Stated exercise
Copy out all of the material exactly.

Given entries
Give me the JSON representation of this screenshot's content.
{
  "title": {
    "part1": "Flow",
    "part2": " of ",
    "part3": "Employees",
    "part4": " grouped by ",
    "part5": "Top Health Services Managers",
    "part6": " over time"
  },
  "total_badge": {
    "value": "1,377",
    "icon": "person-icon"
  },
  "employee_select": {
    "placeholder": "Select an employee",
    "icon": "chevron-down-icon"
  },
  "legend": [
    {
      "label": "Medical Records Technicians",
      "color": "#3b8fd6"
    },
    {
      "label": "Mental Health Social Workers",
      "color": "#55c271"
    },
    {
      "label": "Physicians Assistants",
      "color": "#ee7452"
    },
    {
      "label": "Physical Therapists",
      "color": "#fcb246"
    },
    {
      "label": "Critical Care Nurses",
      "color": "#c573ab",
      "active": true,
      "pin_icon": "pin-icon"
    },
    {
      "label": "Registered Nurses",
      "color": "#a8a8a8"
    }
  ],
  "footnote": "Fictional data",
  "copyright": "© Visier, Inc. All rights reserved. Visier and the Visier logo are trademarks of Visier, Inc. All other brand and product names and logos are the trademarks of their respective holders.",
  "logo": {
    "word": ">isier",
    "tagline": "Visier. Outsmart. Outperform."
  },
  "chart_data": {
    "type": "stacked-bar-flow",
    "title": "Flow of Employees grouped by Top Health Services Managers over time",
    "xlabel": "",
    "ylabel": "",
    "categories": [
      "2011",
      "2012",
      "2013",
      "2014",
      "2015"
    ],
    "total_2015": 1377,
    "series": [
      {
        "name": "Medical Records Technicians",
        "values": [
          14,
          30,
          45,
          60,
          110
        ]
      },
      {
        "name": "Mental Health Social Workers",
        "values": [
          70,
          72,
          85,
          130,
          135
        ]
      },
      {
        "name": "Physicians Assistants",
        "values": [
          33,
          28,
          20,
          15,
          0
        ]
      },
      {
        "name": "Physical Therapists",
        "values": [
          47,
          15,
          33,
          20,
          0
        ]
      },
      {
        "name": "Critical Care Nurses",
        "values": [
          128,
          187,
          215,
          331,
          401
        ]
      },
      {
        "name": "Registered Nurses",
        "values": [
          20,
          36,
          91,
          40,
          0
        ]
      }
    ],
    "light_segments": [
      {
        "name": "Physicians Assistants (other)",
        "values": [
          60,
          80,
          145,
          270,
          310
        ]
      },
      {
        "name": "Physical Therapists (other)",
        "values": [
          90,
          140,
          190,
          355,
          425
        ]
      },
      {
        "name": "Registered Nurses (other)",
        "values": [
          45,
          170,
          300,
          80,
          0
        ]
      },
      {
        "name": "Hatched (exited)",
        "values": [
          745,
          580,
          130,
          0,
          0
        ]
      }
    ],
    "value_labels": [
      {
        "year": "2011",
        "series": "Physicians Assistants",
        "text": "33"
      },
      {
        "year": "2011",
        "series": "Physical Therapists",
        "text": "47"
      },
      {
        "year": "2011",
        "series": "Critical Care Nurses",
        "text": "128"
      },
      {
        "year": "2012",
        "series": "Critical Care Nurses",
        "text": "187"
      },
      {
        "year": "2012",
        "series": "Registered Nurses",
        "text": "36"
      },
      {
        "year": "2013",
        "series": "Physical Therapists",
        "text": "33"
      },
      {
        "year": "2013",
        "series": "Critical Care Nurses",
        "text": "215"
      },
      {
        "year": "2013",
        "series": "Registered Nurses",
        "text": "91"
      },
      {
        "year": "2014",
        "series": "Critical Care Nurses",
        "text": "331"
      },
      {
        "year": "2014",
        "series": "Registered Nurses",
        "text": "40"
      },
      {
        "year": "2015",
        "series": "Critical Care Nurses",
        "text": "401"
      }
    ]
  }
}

Output for this exercise
Give me the JSON representation of this screenshot's content.
{
  "title": {
    "part1": "Flow",
    "part2": " of ",
    "part3": "Employees",
    "part4": " grouped by ",
    "part5": "Top Health Services Managers",
    "part6": " over time"
  },
  "total_badge": {
    "value": "1,377",
    "icon": "person-icon"
  },
  "employee_select": {
    "placeholder": "Select an employee",
    "icon": "chevron-down-icon"
  },
  "legend": [
    {
      "label": "Medical Records Technicians",
      "color": "#3b8fd6"
    },
    {
      "label": "Mental Health Social Workers",
      "color": "#55c271"
    },
    {
      "label": "Physicians Assistants",
      "color": "#ee7452"
    },
    {
      "label": "Physical Therapists",
      "color": "#fcb246"
    },
    {
      "label": "Critical Care Nurses",
      "color": "#c573ab",
      "active": true,
      "pin_icon": "pin-icon"
    },
    {
      "label": "Registered Nurses",
      "color": "#a8a8a8"
    }
  ],
  "footnote": "Fictional data",
  "copyright": "© Visier, Inc. All rights reserved. Visier and the Visier logo are trademarks of Visier, Inc. All other brand and product names and logos are the trademarks of their respective holders.",
  "logo": {
    "word": ">isier",
    "tagline": "Visier. Outsmart. Outperform."
  },
  "chart_data": {
    "type": "stacked-bar-flow",
    "title": "Flow of Employees grouped by Top Health Services Managers over time",
    "xlabel": "",
    "ylabel": "",
    "categories": [
      "2011",
      "2012",
      "2013",
      "2014",
      "2015"
    ],
    "total_2015": 1377,
    "series": [
      {
        "name": "Medical Records Technicians",
        "values": [
          14,
          30,
          45,
          60,
          110
        ]
      },
      {
        "name": "Mental Health Social Workers",
        "values": [
          70,
          72,
          85,
          130,
          135
        ]
      },
      {
        "name": "Physicians Assistants",
        "values": [
          33,
          28,
          20,
          15,
          0
        ]
      },
      {
        "name": "Physical Therapists",
        "values": [
          47,
          15,
          33,
          20,
          0
        ]
      },
      {
        "name": "Critical Care Nurses",
        "values": [
          128,
          187,
          215,
          331,
          401
        ]
      },
      {
        "name": "Registered Nurses",
        "values": [
          20,
          36,
          91,
          40,
          0
        ]
      }
    ],
    "light_segments": [
      {
        "name": "Physicians Assistants (other)",
        "values": [
          60,
          80,
          145,
          270,
          310
        ]
      },
      {
        "name": "Physical Therapists (other)",
        "values": [
          90,
          140,
          190,
          355,
          425
        ]
      },
      {
        "name": "Registered Nurses (other)",
        "values": [
          45,
          170,
          300,
          80,
          0
        ]
      },
      {
        "name": "Hatched (exited)",
        "values": [
          745,
          580,
          130,
          0,
          0
        ]
      }
    ],
    "value_labels": [
      {
        "year": "2011",
        "series": "Physicians Assistants",
        "text": "33"
      },
      {
        "year": "2011",
        "series": "Physical Therapists",
        "text": "47"
      },
      {
        "year": "2011",
        "series": "Critical Care Nurses",
        "text": "128"
      },
      {
        "year": "2012",
        "series": "Critical Care Nurses",
        "text": "187"
      },
      {
        "year": "2012",
        "series": "Registered Nurses",
        "text": "36"
      },
      {
        "year": "2013",
        "series": "Physical Therapists",
        "text": "33"
      },
      {
        "year": "2013",
        "series": "Critical Care Nurses",
        "text": "215"
      },
      {
        "year": "2013",
        "series": "Registered Nurses",
        "text": "91"
      },
      {
        "year": "2014",
        "series": "Critical Care Nurses",
        "text": "331"
      },
      {
        "year": "2014",
        "series": "Registered Nurses",
        "text": "40"
      },
      {
        "year": "2015",
        "series": "Critical Care Nurses",
        "text": "401"
      }
    ]
  }
}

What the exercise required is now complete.